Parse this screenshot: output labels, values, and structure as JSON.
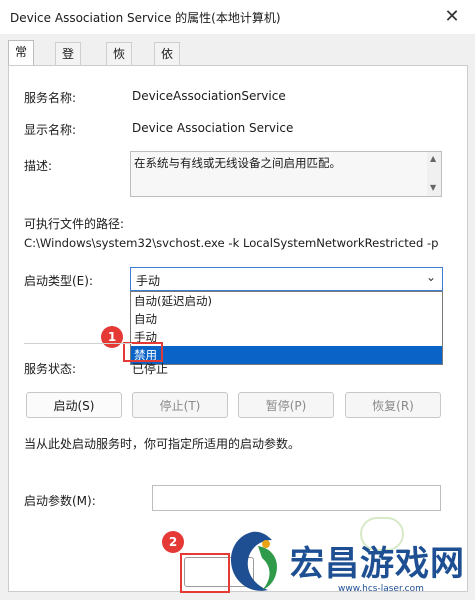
{
  "window": {
    "title": "Device Association Service 的属性(本地计算机)"
  },
  "tabs": [
    {
      "label": "常规",
      "active": true
    },
    {
      "label": "登录",
      "active": false
    },
    {
      "label": "恢复",
      "active": false
    },
    {
      "label": "依存关系",
      "active": false
    }
  ],
  "general": {
    "service_name_label": "服务名称:",
    "service_name_value": "DeviceAssociationService",
    "display_name_label": "显示名称:",
    "display_name_value": "Device Association Service",
    "description_label": "描述:",
    "description_value": "在系统与有线或无线设备之间启用匹配。",
    "exec_path_label": "可执行文件的路径:",
    "exec_path_value": "C:\\Windows\\system32\\svchost.exe -k LocalSystemNetworkRestricted -p",
    "startup_type_label": "启动类型(E):",
    "startup_type_value": "手动",
    "startup_options": [
      "自动(延迟启动)",
      "自动",
      "手动",
      "禁用"
    ],
    "highlighted_option": "禁用",
    "status_label": "服务状态:",
    "status_value": "已停止",
    "buttons": {
      "start": "启动(S)",
      "stop": "停止(T)",
      "pause": "暂停(P)",
      "resume": "恢复(R)"
    },
    "hint": "当从此处启动服务时，你可指定所适用的启动参数。",
    "param_label": "启动参数(M):",
    "param_value": ""
  },
  "annotations": {
    "marker1": "1",
    "marker2": "2",
    "accent_color": "#e53935"
  },
  "watermark": {
    "text": "宏昌游戏网",
    "url": "www.hcs-laser.com"
  }
}
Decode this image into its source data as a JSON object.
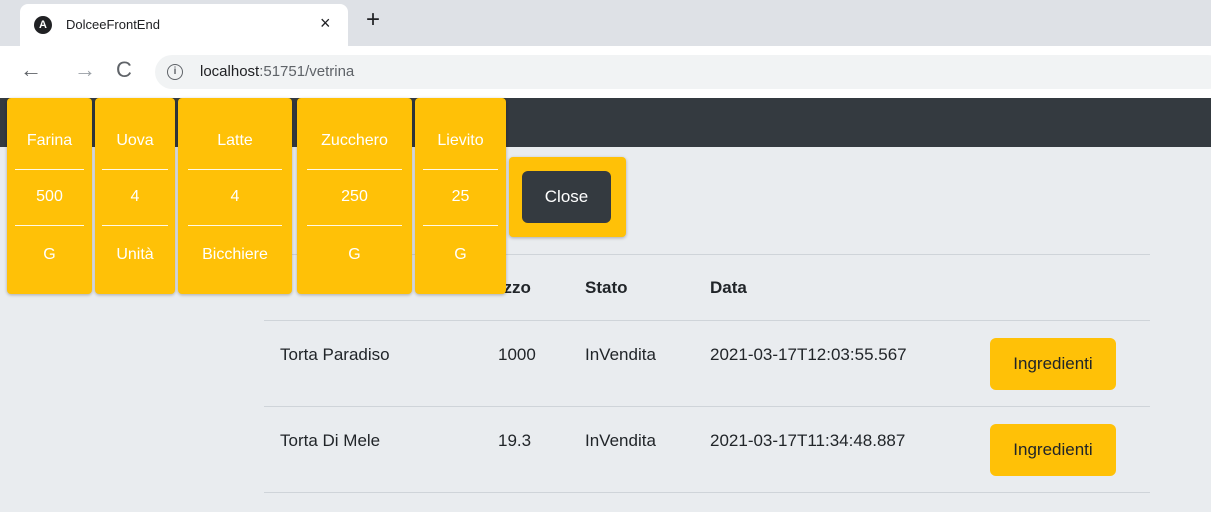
{
  "browser": {
    "tab_title": "DolceeFrontEnd",
    "tab_close": "×",
    "new_tab": "+",
    "url_host": "localhost",
    "url_path": ":51751/vetrina"
  },
  "ingredients": [
    {
      "nome": "Farina",
      "quantita": "500",
      "unita": "G"
    },
    {
      "nome": "Uova",
      "quantita": "4",
      "unita": "Unità"
    },
    {
      "nome": "Latte",
      "quantita": "4",
      "unita": "Bicchiere"
    },
    {
      "nome": "Zucchero",
      "quantita": "250",
      "unita": "G"
    },
    {
      "nome": "Lievito",
      "quantita": "25",
      "unita": "G"
    }
  ],
  "close_label": "Close",
  "table": {
    "headers": {
      "prezzo": "ezzo",
      "stato": "Stato",
      "data": "Data"
    },
    "rows": [
      {
        "nome": "Torta Paradiso",
        "prezzo": "1000",
        "stato": "InVendita",
        "data": "2021-03-17T12:03:55.567",
        "azione": "Ingredienti"
      },
      {
        "nome": "Torta Di Mele",
        "prezzo": "19.3",
        "stato": "InVendita",
        "data": "2021-03-17T11:34:48.887",
        "azione": "Ingredienti"
      }
    ]
  },
  "colors": {
    "accent": "#ffc107",
    "dark": "#343a40",
    "page_bg": "#e9ecef"
  }
}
• • •
What you need to do :: Every record above should be written out again exactly; the pictures stay out of the copy.

Written answer ::
Parse this screenshot: output labels, values, and structure as JSON.
{
  "window": {
    "title": "Device Association Service 的属性(本地计算机)"
  },
  "tabs": [
    {
      "label": "常规",
      "active": true
    },
    {
      "label": "登录",
      "active": false
    },
    {
      "label": "恢复",
      "active": false
    },
    {
      "label": "依存关系",
      "active": false
    }
  ],
  "general": {
    "service_name_label": "服务名称:",
    "service_name_value": "DeviceAssociationService",
    "display_name_label": "显示名称:",
    "display_name_value": "Device Association Service",
    "description_label": "描述:",
    "description_value": "在系统与有线或无线设备之间启用匹配。",
    "exec_path_label": "可执行文件的路径:",
    "exec_path_value": "C:\\Windows\\system32\\svchost.exe -k LocalSystemNetworkRestricted -p",
    "startup_type_label": "启动类型(E):",
    "startup_type_value": "手动",
    "startup_options": [
      "自动(延迟启动)",
      "自动",
      "手动",
      "禁用"
    ],
    "highlighted_option": "禁用",
    "status_label": "服务状态:",
    "status_value": "已停止",
    "buttons": {
      "start": "启动(S)",
      "stop": "停止(T)",
      "pause": "暂停(P)",
      "resume": "恢复(R)"
    },
    "hint": "当从此处启动服务时，你可指定所适用的启动参数。",
    "param_label": "启动参数(M):",
    "param_value": ""
  },
  "annotations": {
    "marker1": "1",
    "marker2": "2",
    "accent_color": "#e53935"
  },
  "watermark": {
    "text": "宏昌游戏网",
    "url": "www.hcs-laser.com"
  }
}
Decode this image into its source data as a JSON object.
{
  "browser": {
    "tab_title": "DolceeFrontEnd",
    "tab_close": "×",
    "new_tab": "+",
    "url_host": "localhost",
    "url_path": ":51751/vetrina"
  },
  "ingredients": [
    {
      "nome": "Farina",
      "quantita": "500",
      "unita": "G"
    },
    {
      "nome": "Uova",
      "quantita": "4",
      "unita": "Unità"
    },
    {
      "nome": "Latte",
      "quantita": "4",
      "unita": "Bicchiere"
    },
    {
      "nome": "Zucchero",
      "quantita": "250",
      "unita": "G"
    },
    {
      "nome": "Lievito",
      "quantita": "25",
      "unita": "G"
    }
  ],
  "close_label": "Close",
  "table": {
    "headers": {
      "prezzo": "ezzo",
      "stato": "Stato",
      "data": "Data"
    },
    "rows": [
      {
        "nome": "Torta Paradiso",
        "prezzo": "1000",
        "stato": "InVendita",
        "data": "2021-03-17T12:03:55.567",
        "azione": "Ingredienti"
      },
      {
        "nome": "Torta Di Mele",
        "prezzo": "19.3",
        "stato": "InVendita",
        "data": "2021-03-17T11:34:48.887",
        "azione": "Ingredienti"
      }
    ]
  },
  "colors": {
    "accent": "#ffc107",
    "dark": "#343a40",
    "page_bg": "#e9ecef"
  }
}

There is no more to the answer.